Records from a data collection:
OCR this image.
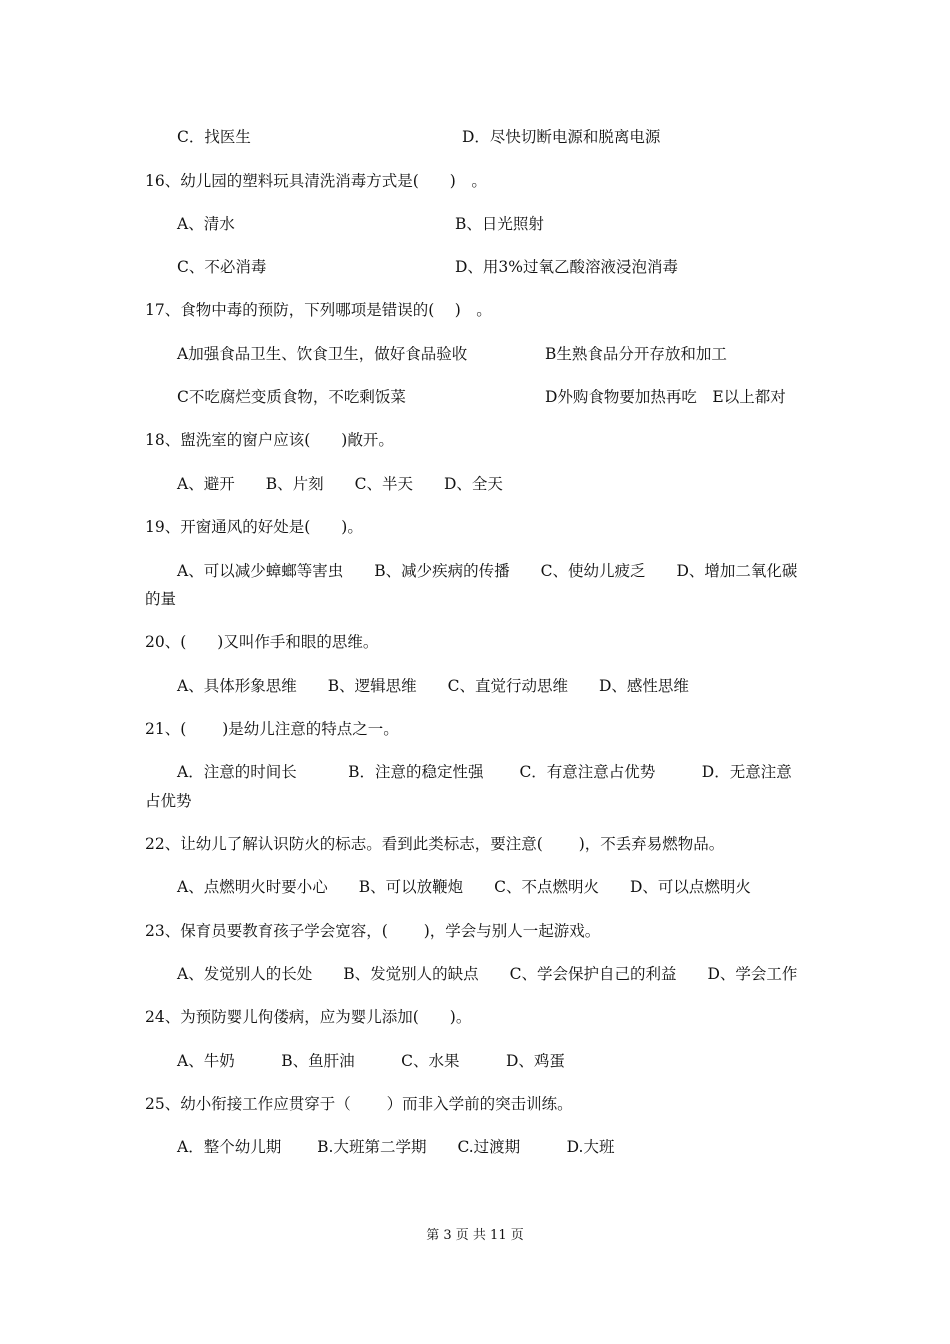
C．找医生	D．尽快切断电源和脱离电源
16、幼儿园的塑料玩具清洗消毒方式是(　　)　。
A、清水	B、日光照射
C、不必消毒	D、用3%过氧乙酸溶液浸泡消毒
17、食物中毒的预防，下列哪项是错误的(　 )　。
A加强食品卫生、饮食卫生，做好食品验收	B生熟食品分开存放和加工
C不吃腐烂变质食物，不吃剩饭菜	D外购食物要加热再吃　E以上都对
18、盥洗室的窗户应该(　　)敞开。
A、避开　　B、片刻　　C、半天　　D、全天
19、开窗通风的好处是(　　)。
A、可以减少蟑螂等害虫　　B、减少疾病的传播　　C、使幼儿疲乏　　D、增加二氧化碳
的量
20、(　　)又叫作手和眼的思维。
A、具体形象思维　　B、逻辑思维　　C、直觉行动思维　　D、感性思维
21、(　　 )是幼儿注意的特点之一。
A．注意的时间长　　　 B．注意的稳定性强　　 C．有意注意占优势　　　D．无意注意
占优势
22、让幼儿了解认识防火的标志。看到此类标志，要注意(　　 )，不丢弃易燃物品。
A、点燃明火时要小心　　B、可以放鞭炮　　C、不点燃明火　　D、可以点燃明火
23、保育员要教育孩子学会宽容，(　　 )，学会与别人一起游戏。
A、发觉别人的长处　　B、发觉别人的缺点　　C、学会保护自己的利益　　D、学会工作
24、为预防婴儿佝偻病，应为婴儿添加(　　)。
A、牛奶　　　B、鱼肝油　　　C、水果　　　D、鸡蛋
25、幼小衔接工作应贯穿于（　　 ）而非入学前的突击训练。
A．整个幼儿期　　 B.大班第二学期　　C.过渡期　　　D.大班
第 3 页 共 11 页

▶ [Written problem]:
Quote each line of the listing exactly, but leave the pictures out.

▶ [Written response]:
OCR this image.
C．找医生	D．尽快切断电源和脱离电源
16、幼儿园的塑料玩具清洗消毒方式是(　　)　。
A、清水	B、日光照射
C、不必消毒	D、用3%过氧乙酸溶液浸泡消毒
17、食物中毒的预防，下列哪项是错误的(　 )　。
A加强食品卫生、饮食卫生，做好食品验收	B生熟食品分开存放和加工
C不吃腐烂变质食物，不吃剩饭菜	D外购食物要加热再吃　E以上都对
18、盥洗室的窗户应该(　　)敞开。
A、避开　　B、片刻　　C、半天　　D、全天
19、开窗通风的好处是(　　)。
A、可以减少蟑螂等害虫　　B、减少疾病的传播　　C、使幼儿疲乏　　D、增加二氧化碳
的量
20、(　　)又叫作手和眼的思维。
A、具体形象思维　　B、逻辑思维　　C、直觉行动思维　　D、感性思维
21、(　　 )是幼儿注意的特点之一。
A．注意的时间长　　　 B．注意的稳定性强　　 C．有意注意占优势　　　D．无意注意
占优势
22、让幼儿了解认识防火的标志。看到此类标志，要注意(　　 )，不丢弃易燃物品。
A、点燃明火时要小心　　B、可以放鞭炮　　C、不点燃明火　　D、可以点燃明火
23、保育员要教育孩子学会宽容，(　　 )，学会与别人一起游戏。
A、发觉别人的长处　　B、发觉别人的缺点　　C、学会保护自己的利益　　D、学会工作
24、为预防婴儿佝偻病，应为婴儿添加(　　)。
A、牛奶　　　B、鱼肝油　　　C、水果　　　D、鸡蛋
25、幼小衔接工作应贯穿于（　　 ）而非入学前的突击训练。
A．整个幼儿期　　 B.大班第二学期　　C.过渡期　　　D.大班
第 3 页 共 11 页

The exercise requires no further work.